### Dataset entries:

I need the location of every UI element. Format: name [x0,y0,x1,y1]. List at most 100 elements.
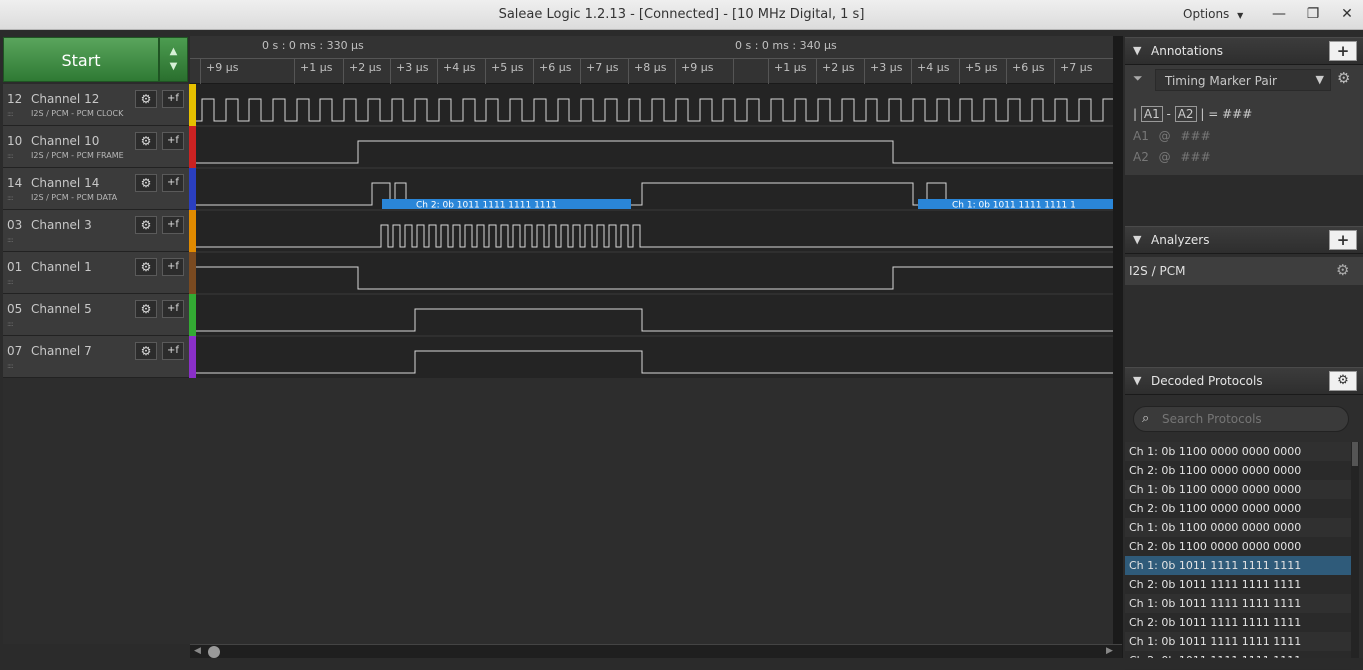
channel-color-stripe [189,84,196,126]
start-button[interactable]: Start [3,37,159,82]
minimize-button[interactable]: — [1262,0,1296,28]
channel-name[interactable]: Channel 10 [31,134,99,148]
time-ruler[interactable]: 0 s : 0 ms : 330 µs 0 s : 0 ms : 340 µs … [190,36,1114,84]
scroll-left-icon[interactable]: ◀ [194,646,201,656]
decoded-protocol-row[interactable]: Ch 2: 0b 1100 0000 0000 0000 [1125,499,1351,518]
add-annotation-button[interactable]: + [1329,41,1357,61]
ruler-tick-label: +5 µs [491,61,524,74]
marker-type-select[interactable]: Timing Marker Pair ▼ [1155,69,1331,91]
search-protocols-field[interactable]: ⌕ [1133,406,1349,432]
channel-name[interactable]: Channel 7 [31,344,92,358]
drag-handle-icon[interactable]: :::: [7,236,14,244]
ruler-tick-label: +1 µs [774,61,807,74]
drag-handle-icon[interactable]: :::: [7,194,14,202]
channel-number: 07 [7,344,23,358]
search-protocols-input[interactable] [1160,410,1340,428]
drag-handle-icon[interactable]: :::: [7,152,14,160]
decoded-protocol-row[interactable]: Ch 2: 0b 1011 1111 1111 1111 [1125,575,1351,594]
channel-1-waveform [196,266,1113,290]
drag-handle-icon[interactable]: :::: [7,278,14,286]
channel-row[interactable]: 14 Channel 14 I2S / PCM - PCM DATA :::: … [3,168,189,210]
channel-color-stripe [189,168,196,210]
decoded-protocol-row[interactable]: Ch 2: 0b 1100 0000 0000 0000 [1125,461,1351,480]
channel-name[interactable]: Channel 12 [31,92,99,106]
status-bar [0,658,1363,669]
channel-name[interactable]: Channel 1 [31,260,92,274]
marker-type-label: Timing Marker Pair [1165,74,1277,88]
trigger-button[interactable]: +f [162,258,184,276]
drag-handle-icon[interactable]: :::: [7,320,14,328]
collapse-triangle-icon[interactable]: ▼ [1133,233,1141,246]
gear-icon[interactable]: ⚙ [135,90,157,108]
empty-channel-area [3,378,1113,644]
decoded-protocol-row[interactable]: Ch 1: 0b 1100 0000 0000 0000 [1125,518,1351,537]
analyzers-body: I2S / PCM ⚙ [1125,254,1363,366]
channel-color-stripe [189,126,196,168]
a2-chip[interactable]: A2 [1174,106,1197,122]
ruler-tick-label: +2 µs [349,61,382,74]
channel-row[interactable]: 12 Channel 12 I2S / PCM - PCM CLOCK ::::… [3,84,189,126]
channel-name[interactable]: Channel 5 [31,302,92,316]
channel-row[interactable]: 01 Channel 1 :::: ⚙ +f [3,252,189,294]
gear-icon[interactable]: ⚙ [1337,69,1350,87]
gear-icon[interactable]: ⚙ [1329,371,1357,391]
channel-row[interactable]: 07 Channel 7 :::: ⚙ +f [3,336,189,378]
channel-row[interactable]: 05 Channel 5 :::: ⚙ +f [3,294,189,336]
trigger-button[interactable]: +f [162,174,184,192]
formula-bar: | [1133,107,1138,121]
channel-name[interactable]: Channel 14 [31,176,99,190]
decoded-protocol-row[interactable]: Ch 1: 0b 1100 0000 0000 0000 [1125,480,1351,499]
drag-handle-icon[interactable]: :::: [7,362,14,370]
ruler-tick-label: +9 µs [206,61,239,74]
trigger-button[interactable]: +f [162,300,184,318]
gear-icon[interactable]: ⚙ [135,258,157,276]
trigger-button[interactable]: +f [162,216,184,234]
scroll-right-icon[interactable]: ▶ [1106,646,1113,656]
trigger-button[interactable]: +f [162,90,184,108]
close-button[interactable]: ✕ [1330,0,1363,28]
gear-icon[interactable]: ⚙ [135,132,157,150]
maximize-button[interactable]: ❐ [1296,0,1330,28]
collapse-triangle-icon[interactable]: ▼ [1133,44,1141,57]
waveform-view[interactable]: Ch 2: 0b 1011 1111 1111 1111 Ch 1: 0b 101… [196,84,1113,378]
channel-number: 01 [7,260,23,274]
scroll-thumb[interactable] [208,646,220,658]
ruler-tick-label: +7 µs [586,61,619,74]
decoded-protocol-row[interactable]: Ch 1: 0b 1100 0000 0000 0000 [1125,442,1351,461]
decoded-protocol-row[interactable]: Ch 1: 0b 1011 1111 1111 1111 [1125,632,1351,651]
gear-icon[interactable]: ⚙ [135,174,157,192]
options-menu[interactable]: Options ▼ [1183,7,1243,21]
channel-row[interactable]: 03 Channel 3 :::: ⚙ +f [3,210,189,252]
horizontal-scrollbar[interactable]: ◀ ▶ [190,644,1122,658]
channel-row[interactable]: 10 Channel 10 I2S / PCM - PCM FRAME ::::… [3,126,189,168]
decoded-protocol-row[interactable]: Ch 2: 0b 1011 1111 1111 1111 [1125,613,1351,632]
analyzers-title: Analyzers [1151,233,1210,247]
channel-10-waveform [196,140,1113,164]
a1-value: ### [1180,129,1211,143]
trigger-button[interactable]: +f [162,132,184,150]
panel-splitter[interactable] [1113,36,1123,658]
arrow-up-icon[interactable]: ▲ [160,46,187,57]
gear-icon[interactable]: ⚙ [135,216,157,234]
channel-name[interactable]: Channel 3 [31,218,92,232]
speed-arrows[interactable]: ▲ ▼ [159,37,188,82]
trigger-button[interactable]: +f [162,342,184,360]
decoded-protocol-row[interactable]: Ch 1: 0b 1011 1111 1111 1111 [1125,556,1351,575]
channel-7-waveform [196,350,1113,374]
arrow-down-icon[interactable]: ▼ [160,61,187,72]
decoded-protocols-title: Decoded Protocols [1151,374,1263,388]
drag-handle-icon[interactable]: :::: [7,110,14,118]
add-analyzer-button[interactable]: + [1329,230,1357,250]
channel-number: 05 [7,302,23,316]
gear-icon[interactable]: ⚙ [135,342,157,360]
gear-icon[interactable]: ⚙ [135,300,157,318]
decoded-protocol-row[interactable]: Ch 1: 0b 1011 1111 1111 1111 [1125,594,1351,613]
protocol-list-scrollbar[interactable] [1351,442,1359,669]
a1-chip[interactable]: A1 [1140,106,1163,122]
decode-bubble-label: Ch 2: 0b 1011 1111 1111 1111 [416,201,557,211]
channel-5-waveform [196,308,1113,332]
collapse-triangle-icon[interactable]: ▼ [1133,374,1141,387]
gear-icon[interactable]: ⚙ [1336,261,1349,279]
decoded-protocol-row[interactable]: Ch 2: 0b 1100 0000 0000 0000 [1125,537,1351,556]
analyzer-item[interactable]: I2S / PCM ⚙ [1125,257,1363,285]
--
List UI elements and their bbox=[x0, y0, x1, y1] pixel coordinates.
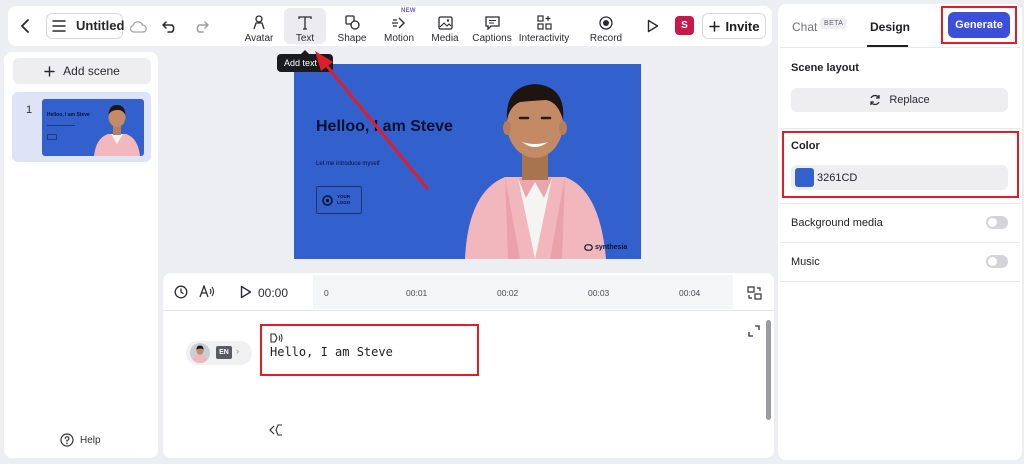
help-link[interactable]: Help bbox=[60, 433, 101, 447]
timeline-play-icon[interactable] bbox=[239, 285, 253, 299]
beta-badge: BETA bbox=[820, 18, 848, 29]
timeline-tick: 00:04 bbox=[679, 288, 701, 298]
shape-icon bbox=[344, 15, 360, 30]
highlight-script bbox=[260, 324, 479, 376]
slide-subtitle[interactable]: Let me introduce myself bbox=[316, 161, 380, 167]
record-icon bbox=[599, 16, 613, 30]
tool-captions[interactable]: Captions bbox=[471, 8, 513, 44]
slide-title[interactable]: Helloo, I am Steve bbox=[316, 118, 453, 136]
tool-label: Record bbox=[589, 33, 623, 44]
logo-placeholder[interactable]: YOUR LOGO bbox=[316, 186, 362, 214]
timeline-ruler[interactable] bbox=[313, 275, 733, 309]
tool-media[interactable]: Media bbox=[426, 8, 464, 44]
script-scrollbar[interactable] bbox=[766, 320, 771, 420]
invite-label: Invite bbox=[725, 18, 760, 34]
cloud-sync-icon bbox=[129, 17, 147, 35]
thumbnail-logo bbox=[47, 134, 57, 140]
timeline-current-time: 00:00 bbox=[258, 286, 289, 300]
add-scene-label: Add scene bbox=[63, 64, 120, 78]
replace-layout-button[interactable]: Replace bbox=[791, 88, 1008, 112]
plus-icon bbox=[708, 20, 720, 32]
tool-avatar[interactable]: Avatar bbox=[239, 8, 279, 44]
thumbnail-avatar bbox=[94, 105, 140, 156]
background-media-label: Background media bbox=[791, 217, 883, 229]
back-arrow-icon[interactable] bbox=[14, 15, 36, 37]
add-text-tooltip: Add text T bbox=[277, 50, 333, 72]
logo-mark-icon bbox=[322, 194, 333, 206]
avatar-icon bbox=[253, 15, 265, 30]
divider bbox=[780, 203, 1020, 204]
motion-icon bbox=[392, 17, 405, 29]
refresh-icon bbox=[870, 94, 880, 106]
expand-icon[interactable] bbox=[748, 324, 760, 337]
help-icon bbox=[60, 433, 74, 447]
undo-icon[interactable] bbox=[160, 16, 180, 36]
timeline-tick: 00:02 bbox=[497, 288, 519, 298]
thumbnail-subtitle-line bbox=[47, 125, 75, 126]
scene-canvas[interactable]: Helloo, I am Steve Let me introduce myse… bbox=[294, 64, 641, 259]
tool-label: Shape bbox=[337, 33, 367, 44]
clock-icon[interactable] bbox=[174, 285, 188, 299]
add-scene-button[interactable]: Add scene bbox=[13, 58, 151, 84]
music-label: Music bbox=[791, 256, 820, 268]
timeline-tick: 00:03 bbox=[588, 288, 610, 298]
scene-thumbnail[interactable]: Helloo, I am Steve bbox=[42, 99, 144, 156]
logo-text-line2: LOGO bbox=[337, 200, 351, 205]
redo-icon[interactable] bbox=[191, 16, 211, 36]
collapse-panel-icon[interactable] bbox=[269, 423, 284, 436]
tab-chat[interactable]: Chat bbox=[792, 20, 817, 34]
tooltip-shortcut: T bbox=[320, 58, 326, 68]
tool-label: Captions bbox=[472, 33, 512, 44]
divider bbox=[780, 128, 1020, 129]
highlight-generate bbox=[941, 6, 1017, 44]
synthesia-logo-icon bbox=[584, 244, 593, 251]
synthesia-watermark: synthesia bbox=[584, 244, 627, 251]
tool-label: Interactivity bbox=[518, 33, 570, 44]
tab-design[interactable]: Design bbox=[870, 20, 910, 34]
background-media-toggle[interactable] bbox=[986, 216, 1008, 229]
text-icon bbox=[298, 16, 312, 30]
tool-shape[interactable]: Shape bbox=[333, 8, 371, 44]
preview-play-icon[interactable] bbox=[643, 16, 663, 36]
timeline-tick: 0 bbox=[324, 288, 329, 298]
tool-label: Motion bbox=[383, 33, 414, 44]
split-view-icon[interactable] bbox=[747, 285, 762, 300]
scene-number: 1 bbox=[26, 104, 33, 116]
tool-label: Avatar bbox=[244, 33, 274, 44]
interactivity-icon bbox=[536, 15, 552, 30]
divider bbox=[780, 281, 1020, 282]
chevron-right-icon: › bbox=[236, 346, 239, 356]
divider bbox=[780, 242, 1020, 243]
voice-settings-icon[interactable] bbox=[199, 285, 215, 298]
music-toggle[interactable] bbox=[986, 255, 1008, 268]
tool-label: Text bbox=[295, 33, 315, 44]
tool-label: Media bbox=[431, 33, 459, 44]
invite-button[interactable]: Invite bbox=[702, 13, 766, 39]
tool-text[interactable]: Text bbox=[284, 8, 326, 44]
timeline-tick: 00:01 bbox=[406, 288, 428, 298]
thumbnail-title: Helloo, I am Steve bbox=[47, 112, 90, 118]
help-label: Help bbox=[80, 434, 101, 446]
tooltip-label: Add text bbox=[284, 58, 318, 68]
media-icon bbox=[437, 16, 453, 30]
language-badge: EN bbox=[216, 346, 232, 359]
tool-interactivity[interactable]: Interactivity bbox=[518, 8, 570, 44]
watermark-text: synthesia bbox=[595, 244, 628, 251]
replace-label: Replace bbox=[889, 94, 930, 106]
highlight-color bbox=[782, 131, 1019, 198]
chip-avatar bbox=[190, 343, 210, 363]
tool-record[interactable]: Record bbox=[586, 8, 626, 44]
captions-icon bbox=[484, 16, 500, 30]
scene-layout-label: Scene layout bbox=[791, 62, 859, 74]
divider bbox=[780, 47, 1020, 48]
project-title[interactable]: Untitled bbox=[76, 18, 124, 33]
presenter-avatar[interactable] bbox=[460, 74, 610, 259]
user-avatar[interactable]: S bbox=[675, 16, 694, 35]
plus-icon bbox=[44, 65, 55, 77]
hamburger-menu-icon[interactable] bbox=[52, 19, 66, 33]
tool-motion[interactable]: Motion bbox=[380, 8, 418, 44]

### Work to do:
Repeat the lines in the records above that start with the line containing "channel-color-stripe [189,84,196,126]" and end with the line containing "channel-number: 07 [7,344,23,358]", both included.

### Solved exercise:
channel-color-stripe [189,84,196,126]
start-button[interactable]: Start [3,37,159,82]
minimize-button[interactable]: — [1262,0,1296,28]
channel-name[interactable]: Channel 10 [31,134,99,148]
time-ruler[interactable]: 0 s : 0 ms : 330 µs 0 s : 0 ms : 340 µs … [190,36,1114,84]
scroll-left-icon[interactable]: ◀ [194,646,201,656]
decoded-protocol-row[interactable]: Ch 2: 0b 1100 0000 0000 0000 [1125,499,1351,518]
add-annotation-button[interactable]: + [1329,41,1357,61]
ruler-tick-label: +5 µs [491,61,524,74]
marker-type-select[interactable]: Timing Marker Pair ▼ [1155,69,1331,91]
search-protocols-field[interactable]: ⌕ [1133,406,1349,432]
channel-name[interactable]: Channel 7 [31,344,92,358]
drag-handle-icon[interactable]: :::: [7,236,14,244]
ruler-tick-label: +1 µs [774,61,807,74]
drag-handle-icon[interactable]: :::: [7,194,14,202]
channel-number: 07 [7,344,23,358]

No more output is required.